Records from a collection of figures
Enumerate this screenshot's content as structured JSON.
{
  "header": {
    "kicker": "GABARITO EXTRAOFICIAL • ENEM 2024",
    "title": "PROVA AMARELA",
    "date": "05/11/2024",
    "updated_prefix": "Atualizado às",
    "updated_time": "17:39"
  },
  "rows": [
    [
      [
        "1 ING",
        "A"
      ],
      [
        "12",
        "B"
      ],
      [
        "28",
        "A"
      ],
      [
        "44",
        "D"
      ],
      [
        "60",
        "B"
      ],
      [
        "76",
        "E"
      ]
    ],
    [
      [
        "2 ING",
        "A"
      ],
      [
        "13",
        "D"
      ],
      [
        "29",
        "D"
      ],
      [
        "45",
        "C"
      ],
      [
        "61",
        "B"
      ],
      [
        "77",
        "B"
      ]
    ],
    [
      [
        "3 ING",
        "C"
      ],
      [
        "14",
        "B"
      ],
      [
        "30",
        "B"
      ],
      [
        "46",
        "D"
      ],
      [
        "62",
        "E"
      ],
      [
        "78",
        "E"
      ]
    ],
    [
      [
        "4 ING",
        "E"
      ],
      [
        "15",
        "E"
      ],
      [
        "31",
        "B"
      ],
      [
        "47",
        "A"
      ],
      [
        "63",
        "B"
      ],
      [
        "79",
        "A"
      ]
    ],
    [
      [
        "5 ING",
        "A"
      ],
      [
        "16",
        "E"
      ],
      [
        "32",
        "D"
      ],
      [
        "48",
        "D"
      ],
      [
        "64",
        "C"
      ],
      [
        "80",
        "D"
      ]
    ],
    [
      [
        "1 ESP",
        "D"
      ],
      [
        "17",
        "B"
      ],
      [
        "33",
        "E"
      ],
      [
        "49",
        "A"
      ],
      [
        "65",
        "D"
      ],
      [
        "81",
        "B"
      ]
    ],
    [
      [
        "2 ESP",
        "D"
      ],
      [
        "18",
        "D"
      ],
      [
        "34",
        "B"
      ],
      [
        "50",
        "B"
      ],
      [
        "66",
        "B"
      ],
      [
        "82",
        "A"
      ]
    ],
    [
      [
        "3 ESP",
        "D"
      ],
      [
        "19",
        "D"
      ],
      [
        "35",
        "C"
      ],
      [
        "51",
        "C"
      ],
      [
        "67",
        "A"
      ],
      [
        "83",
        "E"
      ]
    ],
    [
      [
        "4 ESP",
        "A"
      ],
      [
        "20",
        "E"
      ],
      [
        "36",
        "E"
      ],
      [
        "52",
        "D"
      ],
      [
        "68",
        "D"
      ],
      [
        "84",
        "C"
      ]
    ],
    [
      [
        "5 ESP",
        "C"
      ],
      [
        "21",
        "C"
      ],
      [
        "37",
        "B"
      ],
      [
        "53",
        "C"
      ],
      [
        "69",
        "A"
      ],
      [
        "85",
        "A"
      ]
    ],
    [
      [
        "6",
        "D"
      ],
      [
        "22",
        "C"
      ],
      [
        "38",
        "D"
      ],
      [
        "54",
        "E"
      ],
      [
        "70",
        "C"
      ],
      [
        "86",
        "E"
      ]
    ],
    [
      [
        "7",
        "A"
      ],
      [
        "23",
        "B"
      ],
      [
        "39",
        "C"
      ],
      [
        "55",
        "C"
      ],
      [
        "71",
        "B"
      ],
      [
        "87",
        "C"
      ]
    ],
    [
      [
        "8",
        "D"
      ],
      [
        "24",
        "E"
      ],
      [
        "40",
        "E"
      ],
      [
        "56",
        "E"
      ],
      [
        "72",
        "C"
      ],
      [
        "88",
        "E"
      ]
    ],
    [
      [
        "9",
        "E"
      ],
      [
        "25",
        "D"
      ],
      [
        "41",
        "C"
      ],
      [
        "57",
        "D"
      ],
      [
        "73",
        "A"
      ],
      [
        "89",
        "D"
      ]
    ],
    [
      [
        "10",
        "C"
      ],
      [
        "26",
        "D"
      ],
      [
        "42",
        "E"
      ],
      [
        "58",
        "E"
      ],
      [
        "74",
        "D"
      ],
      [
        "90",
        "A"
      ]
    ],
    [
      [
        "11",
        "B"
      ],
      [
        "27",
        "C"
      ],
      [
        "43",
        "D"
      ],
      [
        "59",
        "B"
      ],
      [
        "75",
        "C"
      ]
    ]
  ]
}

**EXERCISE AIM**:
Write out the whole listing exactly.

**REPLY TO THE TASK**:
Enumerate this screenshot's content as structured JSON.
{
  "header": {
    "kicker": "GABARITO EXTRAOFICIAL • ENEM 2024",
    "title": "PROVA AMARELA",
    "date": "05/11/2024",
    "updated_prefix": "Atualizado às",
    "updated_time": "17:39"
  },
  "rows": [
    [
      [
        "1 ING",
        "A"
      ],
      [
        "12",
        "B"
      ],
      [
        "28",
        "A"
      ],
      [
        "44",
        "D"
      ],
      [
        "60",
        "B"
      ],
      [
        "76",
        "E"
      ]
    ],
    [
      [
        "2 ING",
        "A"
      ],
      [
        "13",
        "D"
      ],
      [
        "29",
        "D"
      ],
      [
        "45",
        "C"
      ],
      [
        "61",
        "B"
      ],
      [
        "77",
        "B"
      ]
    ],
    [
      [
        "3 ING",
        "C"
      ],
      [
        "14",
        "B"
      ],
      [
        "30",
        "B"
      ],
      [
        "46",
        "D"
      ],
      [
        "62",
        "E"
      ],
      [
        "78",
        "E"
      ]
    ],
    [
      [
        "4 ING",
        "E"
      ],
      [
        "15",
        "E"
      ],
      [
        "31",
        "B"
      ],
      [
        "47",
        "A"
      ],
      [
        "63",
        "B"
      ],
      [
        "79",
        "A"
      ]
    ],
    [
      [
        "5 ING",
        "A"
      ],
      [
        "16",
        "E"
      ],
      [
        "32",
        "D"
      ],
      [
        "48",
        "D"
      ],
      [
        "64",
        "C"
      ],
      [
        "80",
        "D"
      ]
    ],
    [
      [
        "1 ESP",
        "D"
      ],
      [
        "17",
        "B"
      ],
      [
        "33",
        "E"
      ],
      [
        "49",
        "A"
      ],
      [
        "65",
        "D"
      ],
      [
        "81",
        "B"
      ]
    ],
    [
      [
        "2 ESP",
        "D"
      ],
      [
        "18",
        "D"
      ],
      [
        "34",
        "B"
      ],
      [
        "50",
        "B"
      ],
      [
        "66",
        "B"
      ],
      [
        "82",
        "A"
      ]
    ],
    [
      [
        "3 ESP",
        "D"
      ],
      [
        "19",
        "D"
      ],
      [
        "35",
        "C"
      ],
      [
        "51",
        "C"
      ],
      [
        "67",
        "A"
      ],
      [
        "83",
        "E"
      ]
    ],
    [
      [
        "4 ESP",
        "A"
      ],
      [
        "20",
        "E"
      ],
      [
        "36",
        "E"
      ],
      [
        "52",
        "D"
      ],
      [
        "68",
        "D"
      ],
      [
        "84",
        "C"
      ]
    ],
    [
      [
        "5 ESP",
        "C"
      ],
      [
        "21",
        "C"
      ],
      [
        "37",
        "B"
      ],
      [
        "53",
        "C"
      ],
      [
        "69",
        "A"
      ],
      [
        "85",
        "A"
      ]
    ],
    [
      [
        "6",
        "D"
      ],
      [
        "22",
        "C"
      ],
      [
        "38",
        "D"
      ],
      [
        "54",
        "E"
      ],
      [
        "70",
        "C"
      ],
      [
        "86",
        "E"
      ]
    ],
    [
      [
        "7",
        "A"
      ],
      [
        "23",
        "B"
      ],
      [
        "39",
        "C"
      ],
      [
        "55",
        "C"
      ],
      [
        "71",
        "B"
      ],
      [
        "87",
        "C"
      ]
    ],
    [
      [
        "8",
        "D"
      ],
      [
        "24",
        "E"
      ],
      [
        "40",
        "E"
      ],
      [
        "56",
        "E"
      ],
      [
        "72",
        "C"
      ],
      [
        "88",
        "E"
      ]
    ],
    [
      [
        "9",
        "E"
      ],
      [
        "25",
        "D"
      ],
      [
        "41",
        "C"
      ],
      [
        "57",
        "D"
      ],
      [
        "73",
        "A"
      ],
      [
        "89",
        "D"
      ]
    ],
    [
      [
        "10",
        "C"
      ],
      [
        "26",
        "D"
      ],
      [
        "42",
        "E"
      ],
      [
        "58",
        "E"
      ],
      [
        "74",
        "D"
      ],
      [
        "90",
        "A"
      ]
    ],
    [
      [
        "11",
        "B"
      ],
      [
        "27",
        "C"
      ],
      [
        "43",
        "D"
      ],
      [
        "59",
        "B"
      ],
      [
        "75",
        "C"
      ]
    ]
  ]
}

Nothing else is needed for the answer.